- Task details -
Exclude all pictures, then copy each of the records exactly as written.

>> begin Raw data

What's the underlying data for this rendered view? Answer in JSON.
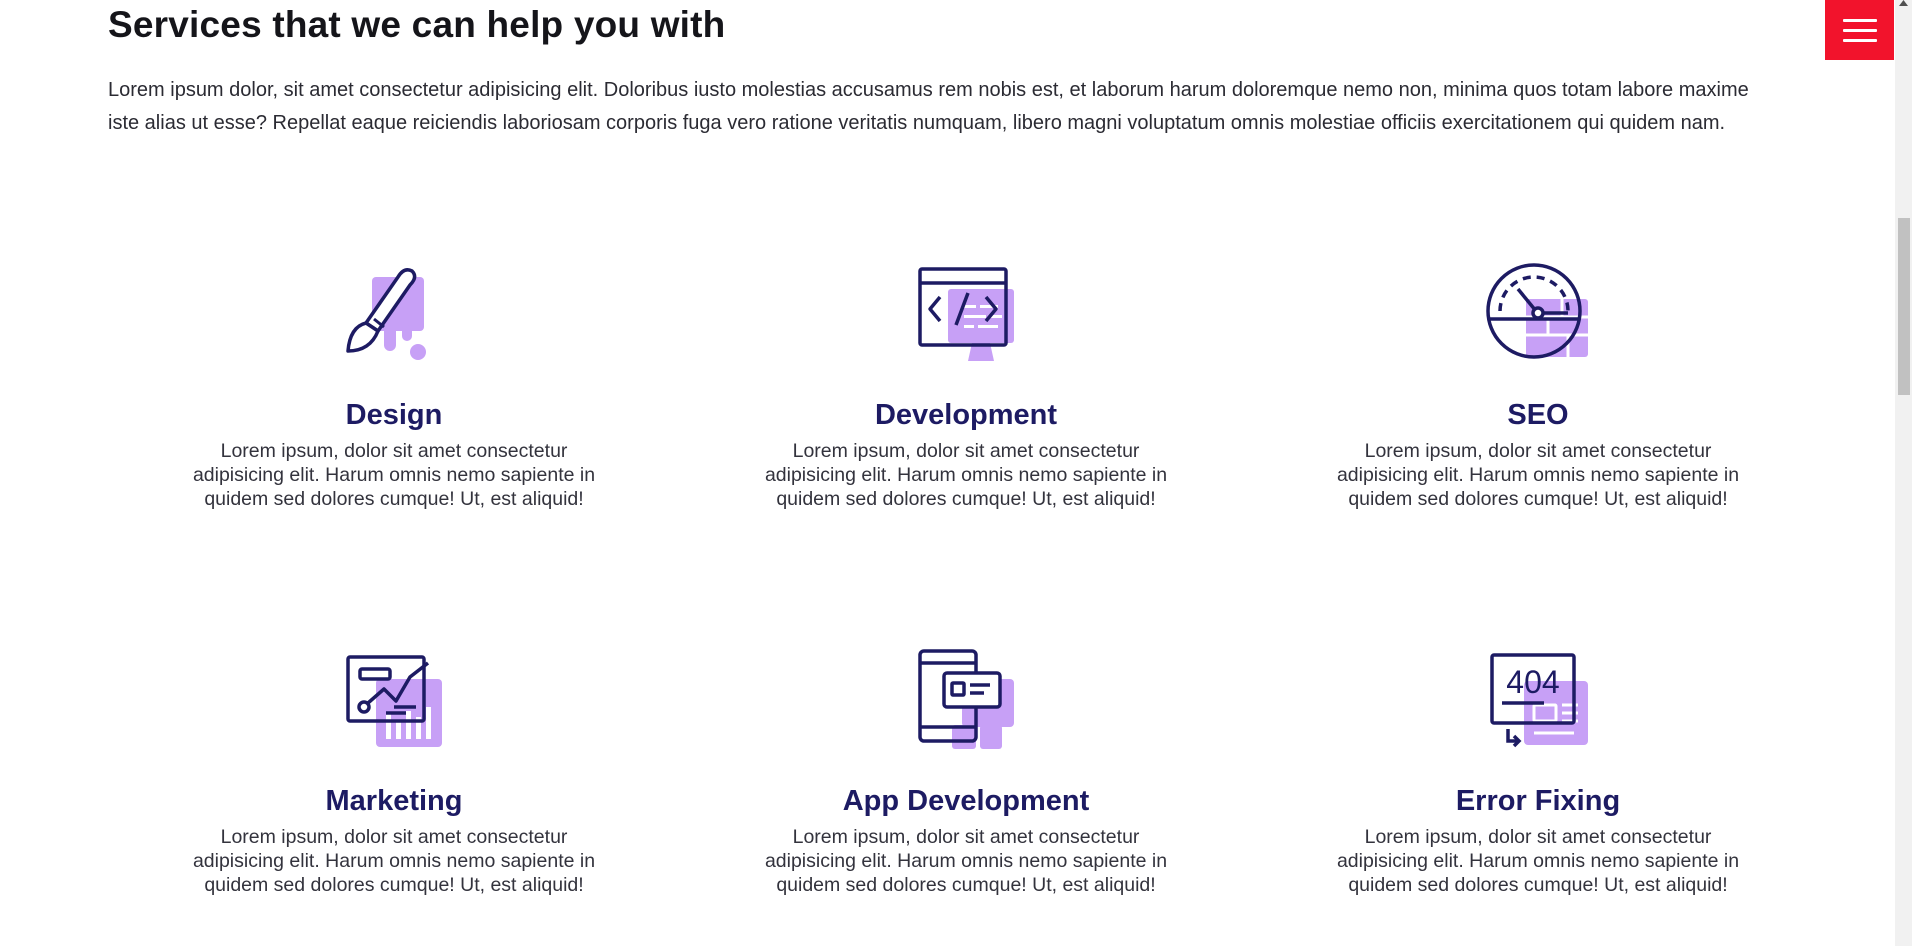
{
  "section": {
    "title": "Services that we can help you with",
    "intro": "Lorem ipsum dolor, sit amet consectetur adipisicing elit. Doloribus iusto molestias accusamus rem nobis est, et laborum harum doloremque nemo non, minima quos totam labore maxime iste alias ut esse? Repellat eaque reiciendis laboriosam corporis fuga vero ratione veritatis numquam, libero magni voluptatum omnis molestiae officiis exercitationem qui quidem nam."
  },
  "services": [
    {
      "title": "Design",
      "icon": "paint-brush-icon",
      "description": "Lorem ipsum, dolor sit amet consectetur adipisicing elit. Harum omnis nemo sapiente in quidem sed dolores cumque! Ut, est aliquid!"
    },
    {
      "title": "Development",
      "icon": "code-window-icon",
      "description": "Lorem ipsum, dolor sit amet consectetur adipisicing elit. Harum omnis nemo sapiente in quidem sed dolores cumque! Ut, est aliquid!"
    },
    {
      "title": "SEO",
      "icon": "speed-gauge-icon",
      "description": "Lorem ipsum, dolor sit amet consectetur adipisicing elit. Harum omnis nemo sapiente in quidem sed dolores cumque! Ut, est aliquid!"
    },
    {
      "title": "Marketing",
      "icon": "analytics-chart-icon",
      "description": "Lorem ipsum, dolor sit amet consectetur adipisicing elit. Harum omnis nemo sapiente in quidem sed dolores cumque! Ut, est aliquid!"
    },
    {
      "title": "App Development",
      "icon": "mobile-app-icon",
      "description": "Lorem ipsum, dolor sit amet consectetur adipisicing elit. Harum omnis nemo sapiente in quidem sed dolores cumque! Ut, est aliquid!"
    },
    {
      "title": "Error Fixing",
      "icon": "error-404-icon",
      "icon_text": "404",
      "description": "Lorem ipsum, dolor sit amet consectetur adipisicing elit. Harum omnis nemo sapiente in quidem sed dolores cumque! Ut, est aliquid!"
    }
  ],
  "menu": {
    "icon": "hamburger-menu-icon"
  },
  "colors": {
    "accent": "#f2132c",
    "heading": "#1d1b63",
    "icon_outline": "#1d1b63",
    "icon_fill": "#c7a0f6",
    "text": "#33333d"
  }
}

>> end Raw data

- Written reply -
What's the underlying data for this rendered view? Answer in JSON.
{
  "section": {
    "title": "Services that we can help you with",
    "intro": "Lorem ipsum dolor, sit amet consectetur adipisicing elit. Doloribus iusto molestias accusamus rem nobis est, et laborum harum doloremque nemo non, minima quos totam labore maxime iste alias ut esse? Repellat eaque reiciendis laboriosam corporis fuga vero ratione veritatis numquam, libero magni voluptatum omnis molestiae officiis exercitationem qui quidem nam."
  },
  "services": [
    {
      "title": "Design",
      "icon": "paint-brush-icon",
      "description": "Lorem ipsum, dolor sit amet consectetur adipisicing elit. Harum omnis nemo sapiente in quidem sed dolores cumque! Ut, est aliquid!"
    },
    {
      "title": "Development",
      "icon": "code-window-icon",
      "description": "Lorem ipsum, dolor sit amet consectetur adipisicing elit. Harum omnis nemo sapiente in quidem sed dolores cumque! Ut, est aliquid!"
    },
    {
      "title": "SEO",
      "icon": "speed-gauge-icon",
      "description": "Lorem ipsum, dolor sit amet consectetur adipisicing elit. Harum omnis nemo sapiente in quidem sed dolores cumque! Ut, est aliquid!"
    },
    {
      "title": "Marketing",
      "icon": "analytics-chart-icon",
      "description": "Lorem ipsum, dolor sit amet consectetur adipisicing elit. Harum omnis nemo sapiente in quidem sed dolores cumque! Ut, est aliquid!"
    },
    {
      "title": "App Development",
      "icon": "mobile-app-icon",
      "description": "Lorem ipsum, dolor sit amet consectetur adipisicing elit. Harum omnis nemo sapiente in quidem sed dolores cumque! Ut, est aliquid!"
    },
    {
      "title": "Error Fixing",
      "icon": "error-404-icon",
      "icon_text": "404",
      "description": "Lorem ipsum, dolor sit amet consectetur adipisicing elit. Harum omnis nemo sapiente in quidem sed dolores cumque! Ut, est aliquid!"
    }
  ],
  "menu": {
    "icon": "hamburger-menu-icon"
  },
  "colors": {
    "accent": "#f2132c",
    "heading": "#1d1b63",
    "icon_outline": "#1d1b63",
    "icon_fill": "#c7a0f6",
    "text": "#33333d"
  }
}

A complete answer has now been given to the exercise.